*Work to be completed*:
All lines holding the string "supplying" are to be shown.

**********

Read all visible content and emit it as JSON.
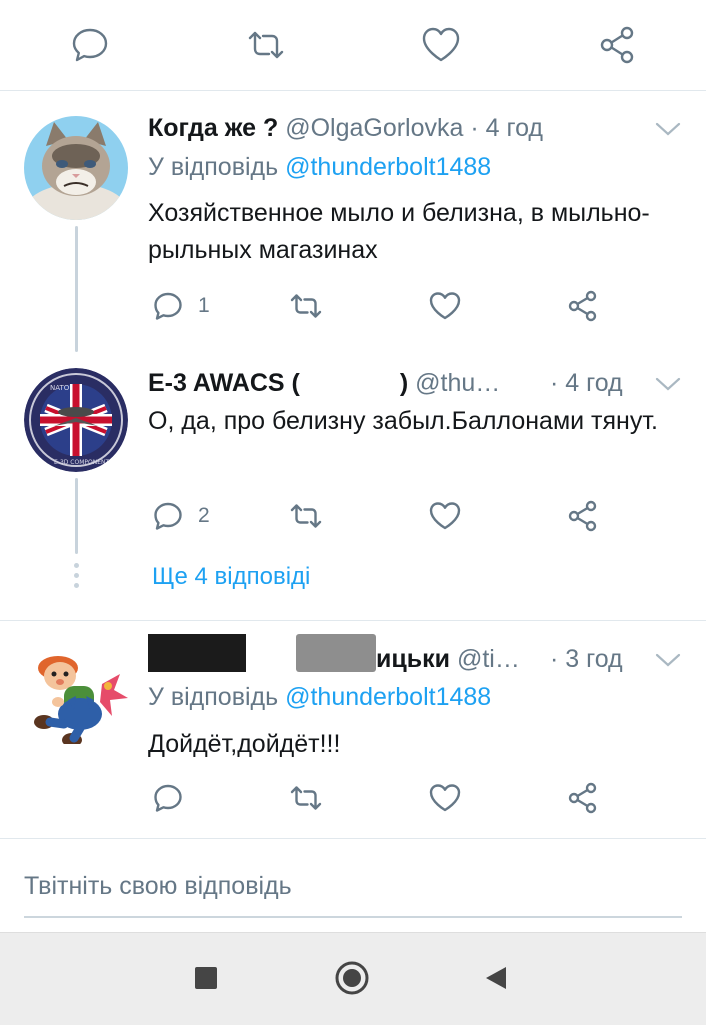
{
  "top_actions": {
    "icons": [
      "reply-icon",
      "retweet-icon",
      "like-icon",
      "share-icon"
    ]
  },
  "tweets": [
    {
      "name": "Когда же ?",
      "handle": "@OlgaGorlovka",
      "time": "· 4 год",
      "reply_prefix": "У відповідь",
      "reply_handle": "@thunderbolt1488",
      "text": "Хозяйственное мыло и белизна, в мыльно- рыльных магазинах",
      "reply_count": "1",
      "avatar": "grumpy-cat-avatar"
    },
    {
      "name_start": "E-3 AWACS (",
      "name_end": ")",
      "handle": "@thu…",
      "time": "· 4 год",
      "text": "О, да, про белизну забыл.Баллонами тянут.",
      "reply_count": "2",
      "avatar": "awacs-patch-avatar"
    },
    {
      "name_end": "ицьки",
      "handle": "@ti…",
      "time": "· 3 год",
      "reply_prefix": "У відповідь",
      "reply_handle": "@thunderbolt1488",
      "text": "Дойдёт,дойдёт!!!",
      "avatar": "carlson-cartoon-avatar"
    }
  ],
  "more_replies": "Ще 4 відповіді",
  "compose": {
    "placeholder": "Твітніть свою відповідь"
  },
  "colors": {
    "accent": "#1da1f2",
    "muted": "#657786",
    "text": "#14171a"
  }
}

**********

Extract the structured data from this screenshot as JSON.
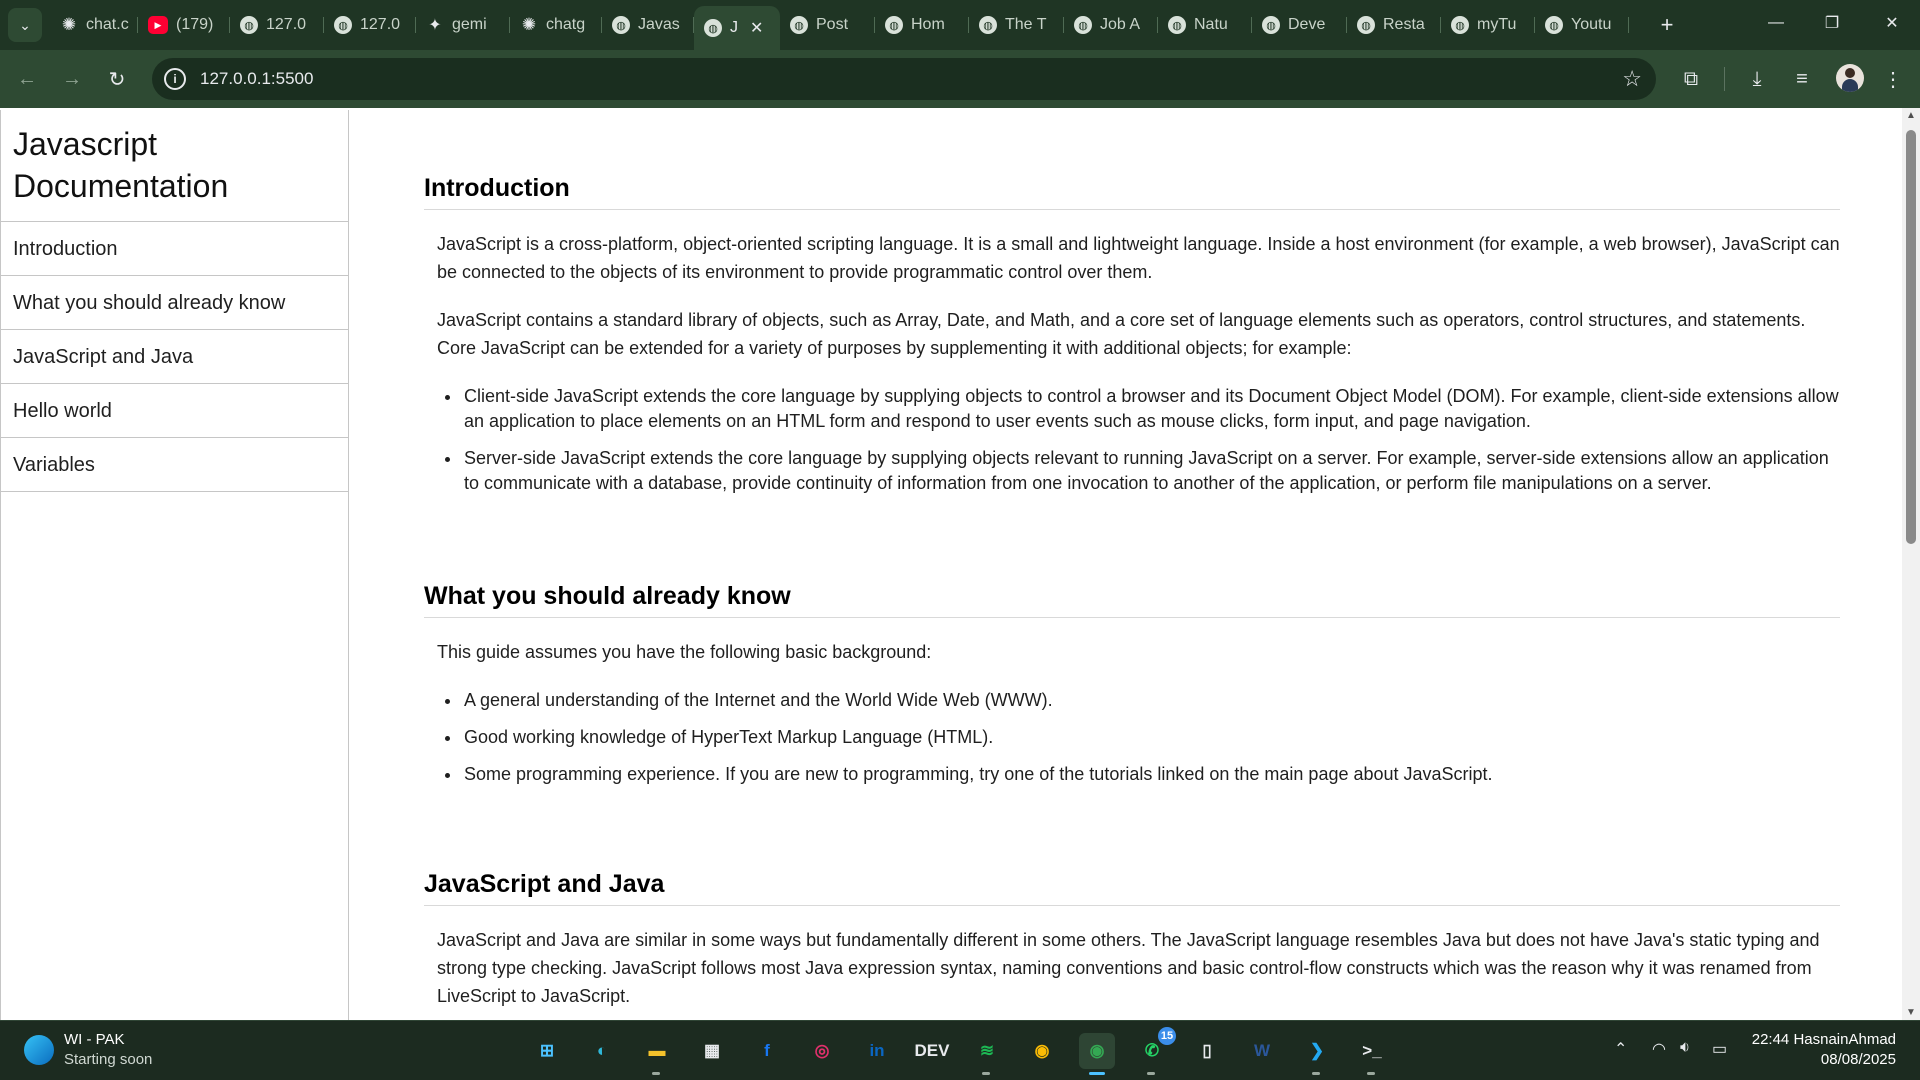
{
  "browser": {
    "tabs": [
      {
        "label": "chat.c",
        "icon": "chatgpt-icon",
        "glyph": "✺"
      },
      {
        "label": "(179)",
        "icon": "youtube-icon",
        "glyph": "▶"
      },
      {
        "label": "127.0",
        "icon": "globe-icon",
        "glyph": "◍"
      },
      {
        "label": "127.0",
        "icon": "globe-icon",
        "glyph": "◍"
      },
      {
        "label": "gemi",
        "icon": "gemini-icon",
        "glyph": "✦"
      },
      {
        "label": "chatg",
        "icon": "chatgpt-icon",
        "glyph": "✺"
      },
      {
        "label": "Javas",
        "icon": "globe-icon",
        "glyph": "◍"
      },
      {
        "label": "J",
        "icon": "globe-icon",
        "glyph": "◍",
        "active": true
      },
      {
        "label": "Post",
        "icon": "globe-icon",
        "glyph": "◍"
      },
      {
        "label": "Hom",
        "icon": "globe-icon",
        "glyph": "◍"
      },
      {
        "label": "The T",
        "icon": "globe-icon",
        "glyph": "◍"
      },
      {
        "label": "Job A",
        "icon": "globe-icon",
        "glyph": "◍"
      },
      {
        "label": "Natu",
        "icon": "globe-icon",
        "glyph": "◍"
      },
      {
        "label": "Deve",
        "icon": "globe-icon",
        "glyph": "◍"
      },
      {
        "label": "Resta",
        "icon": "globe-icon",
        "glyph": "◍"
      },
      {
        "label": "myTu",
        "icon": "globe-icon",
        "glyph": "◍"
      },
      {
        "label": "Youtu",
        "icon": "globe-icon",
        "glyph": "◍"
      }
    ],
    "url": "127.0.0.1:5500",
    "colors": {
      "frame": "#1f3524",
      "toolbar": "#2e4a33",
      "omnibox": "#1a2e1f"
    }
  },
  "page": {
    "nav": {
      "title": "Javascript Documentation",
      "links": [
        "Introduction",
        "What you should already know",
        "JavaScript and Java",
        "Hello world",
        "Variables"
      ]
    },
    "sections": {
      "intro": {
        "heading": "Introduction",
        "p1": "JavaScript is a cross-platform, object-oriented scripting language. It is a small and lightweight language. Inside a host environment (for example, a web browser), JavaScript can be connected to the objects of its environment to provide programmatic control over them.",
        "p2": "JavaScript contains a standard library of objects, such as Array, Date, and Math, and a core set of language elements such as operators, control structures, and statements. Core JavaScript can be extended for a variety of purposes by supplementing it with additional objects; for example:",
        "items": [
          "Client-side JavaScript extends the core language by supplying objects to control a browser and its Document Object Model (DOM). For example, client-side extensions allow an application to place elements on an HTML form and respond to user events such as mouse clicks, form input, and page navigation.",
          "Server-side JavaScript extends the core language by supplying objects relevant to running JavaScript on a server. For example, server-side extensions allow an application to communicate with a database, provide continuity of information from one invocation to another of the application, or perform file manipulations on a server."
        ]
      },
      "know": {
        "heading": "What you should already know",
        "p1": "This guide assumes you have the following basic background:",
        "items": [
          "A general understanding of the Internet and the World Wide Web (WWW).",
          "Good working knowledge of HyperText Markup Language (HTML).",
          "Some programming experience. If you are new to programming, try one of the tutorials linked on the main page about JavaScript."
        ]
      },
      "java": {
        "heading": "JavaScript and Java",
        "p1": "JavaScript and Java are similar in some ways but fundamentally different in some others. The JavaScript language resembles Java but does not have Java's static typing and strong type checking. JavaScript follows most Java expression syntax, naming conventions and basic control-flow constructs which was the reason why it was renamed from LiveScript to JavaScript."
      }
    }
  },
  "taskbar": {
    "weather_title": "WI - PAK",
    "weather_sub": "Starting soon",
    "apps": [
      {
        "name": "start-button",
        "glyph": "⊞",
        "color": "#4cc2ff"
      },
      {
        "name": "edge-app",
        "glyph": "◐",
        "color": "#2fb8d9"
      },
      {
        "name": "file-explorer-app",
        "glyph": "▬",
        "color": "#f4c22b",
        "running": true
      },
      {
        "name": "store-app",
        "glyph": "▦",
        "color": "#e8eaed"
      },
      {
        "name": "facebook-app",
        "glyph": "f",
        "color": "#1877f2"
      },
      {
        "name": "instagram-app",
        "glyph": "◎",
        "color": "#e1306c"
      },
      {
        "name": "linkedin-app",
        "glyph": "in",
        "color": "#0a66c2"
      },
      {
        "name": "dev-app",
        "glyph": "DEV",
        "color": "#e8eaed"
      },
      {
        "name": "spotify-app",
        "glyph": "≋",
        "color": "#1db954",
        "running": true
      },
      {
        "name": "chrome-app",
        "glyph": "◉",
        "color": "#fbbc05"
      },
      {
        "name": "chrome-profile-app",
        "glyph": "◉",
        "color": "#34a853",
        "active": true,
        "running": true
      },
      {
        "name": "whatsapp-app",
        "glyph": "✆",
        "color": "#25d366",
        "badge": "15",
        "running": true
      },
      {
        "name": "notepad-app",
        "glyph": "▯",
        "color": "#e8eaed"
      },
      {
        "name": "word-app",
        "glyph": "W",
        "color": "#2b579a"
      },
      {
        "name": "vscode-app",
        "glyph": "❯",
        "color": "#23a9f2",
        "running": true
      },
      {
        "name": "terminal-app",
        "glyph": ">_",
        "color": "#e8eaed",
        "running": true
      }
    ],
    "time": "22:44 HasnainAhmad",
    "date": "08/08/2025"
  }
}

**********

*Answer to this problem*:
          "Client-side JavaScript extends the core language by supplying objects to control a browser and its Document Object Model (DOM). For example, client-side extensions allow an application to place elements on an HTML form and respond to user events such as mouse clicks, form input, and page navigation.",
          "Server-side JavaScript extends the core language by supplying objects relevant to running JavaScript on a server. For example, server-side extensions allow an application to communicate with a database, provide continuity of information from one invocation to another of the application, or perform file manipulations on a server."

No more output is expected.